-- SHORT PROBLEM 1 --
Copy out the rows, everything from the line containing "bar-2.0 — [67, 54, 109, 518]" down to the line containing "grid-lines — [62, 77, 997, 431]", with both of those lines included.

**** TEXT SHOWN ****

Goal-directed programs have an activation tree each instant, due to
suspended activations that may be resumed for additional results. The
lifetime view is a sort of multidimensional tree, with three types of nodes.
Having Trouble Debugging?
To save yourself on the semester project in this class, you really do have
to learn gdb and/or ddd as well as you can. Sometimes it can help you
find your bug in seconds where you would have spent hours without it. But
only if you take the time to read the manual and learn the debugger.
To work on segmentation faults: recompile all .c files with -g and run your
program inside gdb to the point of the segmentation fault. Type the gdb
"where" command. Print the values of variables on the line mentioned in the
debugger as the point of failure. If it is inside a C library function, use
the "up" command until you are back in your own code, and then print the
values of all variables mentioned on that line.
There is one more tool you should know about, which is useful for certain
kinds of bugs, primarily subtle memory violations. It is called electric
fence. To use electric fence you add
/home/uni1/jeffery/ef/ElectricFence-2.1/libefence.a
to the line in your makefile that links your object files together to
form an executable.
lecture #19 began here
Need Help with Type Checking?
- Implement the C Type Representation given in lecture #16.
- Read the Book
- What OPERATIONS (functions) do you need, in order to check
whether types are correct? What parameters will they take?
Intermediate Code Generation
Goal: list of machine-independent instructions for each procedure/method
in the program. Basic data layout of all variables.
Can be formulated as syntax-directed translation
- add new attributes where necessary, e.g. for expression E we might have
- E.place
- the name that holds the value of E
- E.code
- the sequence of intermediate code statements evaluating E.
- new helper functions, e.g.
newtemp()
- returns a new temporary variable each time it is called
newlabel()
- returns a new label each time it is called
- actions that generate intermediate code formulated as semantic rules
| Production | Semantic Rules |
| S -> id ASN E | S.code = E.code || gen(ASN, id.place, E.place)

**** RECORDS TO PROCESS ****

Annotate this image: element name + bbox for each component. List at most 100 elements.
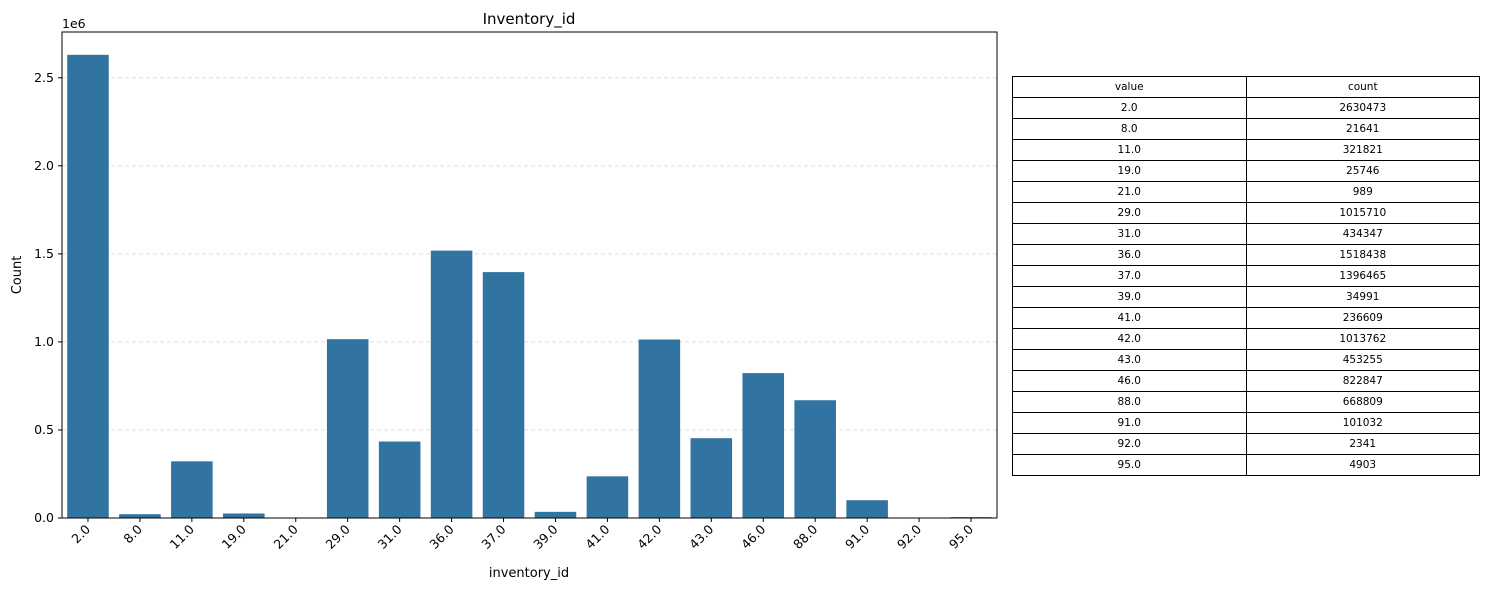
bar-2.0 — [67, 54, 109, 518]
table-body: 2.0 2630473 8.0 21641 11.0 321821 19.0 25746 21.… — [1012, 97, 1480, 476]
table-cell-value: 21.0 — [1012, 181, 1247, 203]
bar-46.0 — [742, 373, 785, 518]
table-header-row: value count — [1012, 76, 1480, 98]
table-row: 8.0 21641 — [1012, 118, 1480, 140]
grid-lines — [62, 77, 997, 431]
table-row: 11.0 321821 — [1012, 139, 1480, 161]
table-cell-count: 989 — [1245, 181, 1480, 203]
table-row: 92.0 2341 — [1012, 433, 1480, 455]
y-tick-label: 1.5 — [34, 246, 54, 261]
table-row: 41.0 236609 — [1012, 307, 1480, 329]
table-cell-value: 43.0 — [1012, 349, 1247, 371]
y-tick-label: 1.0 — [34, 334, 54, 349]
bar-19.0 — [223, 513, 265, 518]
x-tick-label: 31.0 — [374, 521, 404, 551]
table-cell-count: 822847 — [1245, 370, 1480, 392]
table-row: 36.0 1518438 — [1012, 244, 1480, 266]
table-row: 2.0 2630473 — [1012, 97, 1480, 119]
table-cell-count: 236609 — [1245, 307, 1480, 329]
x-tick-label: 95.0 — [946, 521, 976, 551]
table-cell-value: 95.0 — [1012, 454, 1247, 476]
y-tick-label: 2.5 — [34, 70, 54, 85]
table-row: 19.0 25746 — [1012, 160, 1480, 182]
plot-frame — [61, 31, 998, 519]
x-tick-label: 39.0 — [530, 521, 560, 551]
bar-43.0 — [690, 438, 733, 518]
bar-31.0 — [378, 441, 421, 518]
bar-91.0 — [846, 500, 888, 518]
chart-title: Inventory_id — [483, 10, 576, 29]
table-row: 43.0 453255 — [1012, 349, 1480, 371]
table-cell-count: 1396465 — [1245, 265, 1480, 287]
bar-42.0 — [638, 339, 681, 518]
table-cell-value: 88.0 — [1012, 391, 1247, 413]
x-tick-label: 88.0 — [790, 521, 820, 551]
bar-11.0 — [171, 461, 213, 518]
table-row: 31.0 434347 — [1012, 223, 1480, 245]
bar-88.0 — [794, 400, 836, 518]
table-cell-value: 41.0 — [1012, 307, 1247, 329]
table-row: 37.0 1396465 — [1012, 265, 1480, 287]
y-tick-label: 2.0 — [34, 158, 54, 173]
table-cell-count: 321821 — [1245, 139, 1480, 161]
table-cell-value: 31.0 — [1012, 223, 1247, 245]
bar-36.0 — [430, 250, 473, 519]
x-axis-ticks: 2.0 8.0 11.0 19.0 21.0 29.0 31.0 36.0 37.0 39.0 41… — [68, 518, 976, 552]
table-cell-count: 668809 — [1245, 391, 1480, 413]
bar-chart: Inventory_id 1e6 0.0 0.5 1.0 1.5 2.0 2.5 2.0 8… — [10, 10, 998, 581]
table-cell-count: 101032 — [1245, 412, 1480, 434]
table-cell-value: 19.0 — [1012, 160, 1247, 182]
x-tick-label: 42.0 — [634, 521, 664, 551]
table-cell-count: 1013762 — [1245, 328, 1480, 350]
x-tick-label: 21.0 — [271, 521, 301, 551]
table-row: 39.0 34991 — [1012, 286, 1480, 308]
bar-29.0 — [326, 339, 369, 518]
value-count-table: value count 2.0 2630473 8.0 21641 11.0 321821… — [1012, 76, 1480, 476]
table-cell-count: 21641 — [1245, 118, 1480, 140]
y-tick-label: 0.0 — [34, 510, 54, 525]
x-tick-label: 91.0 — [842, 521, 872, 551]
x-tick-label: 11.0 — [167, 521, 197, 551]
x-tick-label: 19.0 — [219, 521, 249, 551]
x-tick-label: 92.0 — [894, 521, 924, 551]
table-cell-value: 39.0 — [1012, 286, 1247, 308]
table-cell-value: 2.0 — [1012, 97, 1247, 119]
x-tick-label: 41.0 — [582, 521, 612, 551]
x-tick-label: 36.0 — [426, 521, 456, 551]
table-cell-count: 34991 — [1245, 286, 1480, 308]
table-cell-value: 42.0 — [1012, 328, 1247, 350]
x-tick-label: 8.0 — [120, 521, 145, 546]
bar-8.0 — [119, 514, 161, 518]
table-header-value: value — [1012, 76, 1247, 98]
table-cell-count: 2630473 — [1245, 97, 1480, 119]
table-cell-value: 46.0 — [1012, 370, 1247, 392]
x-tick-label: 37.0 — [478, 521, 508, 551]
table-row: 88.0 668809 — [1012, 391, 1480, 413]
table-cell-count: 2341 — [1245, 433, 1480, 455]
table-cell-value: 8.0 — [1012, 118, 1247, 140]
table-cell-value: 36.0 — [1012, 244, 1247, 266]
bars — [67, 54, 992, 519]
table-row: 42.0 1013762 — [1012, 328, 1480, 350]
x-axis-label: inventory_id — [489, 566, 569, 581]
table-cell-value: 29.0 — [1012, 202, 1247, 224]
y-axis-ticks: 0.0 0.5 1.0 1.5 2.0 2.5 — [34, 70, 62, 525]
table-row: 21.0 989 — [1012, 181, 1480, 203]
x-tick-label: 29.0 — [323, 521, 353, 551]
bar-41.0 — [586, 476, 629, 518]
x-tick-label: 46.0 — [738, 521, 768, 551]
table-cell-count: 4903 — [1245, 454, 1480, 476]
x-tick-label: 43.0 — [686, 521, 716, 551]
table-cell-count: 1015710 — [1245, 202, 1480, 224]
table-cell-value: 37.0 — [1012, 265, 1247, 287]
table-row: 91.0 101032 — [1012, 412, 1480, 434]
table-cell-count: 434347 — [1245, 223, 1480, 245]
bar-39.0 — [534, 511, 577, 518]
table-cell-count: 453255 — [1245, 349, 1480, 371]
y-axis-label: Count — [10, 256, 25, 295]
table-cell-value: 91.0 — [1012, 412, 1247, 434]
table-row: 95.0 4903 — [1012, 454, 1480, 476]
bar-37.0 — [482, 272, 525, 518]
table-cell-value: 92.0 — [1012, 433, 1247, 455]
x-tick-label: 2.0 — [68, 521, 93, 546]
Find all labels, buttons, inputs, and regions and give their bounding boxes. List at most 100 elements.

****

-- SHORT PROBLEM 2 --
List every bulleted item that the lecture notes place under the heading "Need Help with Type Checking?".

-- TASK ANSWER 1 --
bar-2.0 — [67, 54, 109, 518]
table-body: 2.0 2630473 8.0 21641 11.0 321821 19.0 25746 21.… — [1012, 97, 1480, 476]
table-cell-value: 21.0 — [1012, 181, 1247, 203]
bar-46.0 — [742, 373, 785, 518]
table-header-row: value count — [1012, 76, 1480, 98]
table-row: 8.0 21641 — [1012, 118, 1480, 140]
grid-lines — [62, 77, 997, 431]

-- TASK ANSWER 2 --
- Implement the C Type Representation given in lecture #16.
- Read the Book
- What OPERATIONS (functions) do you need, in order to check whether types are correct? What parameters will they take?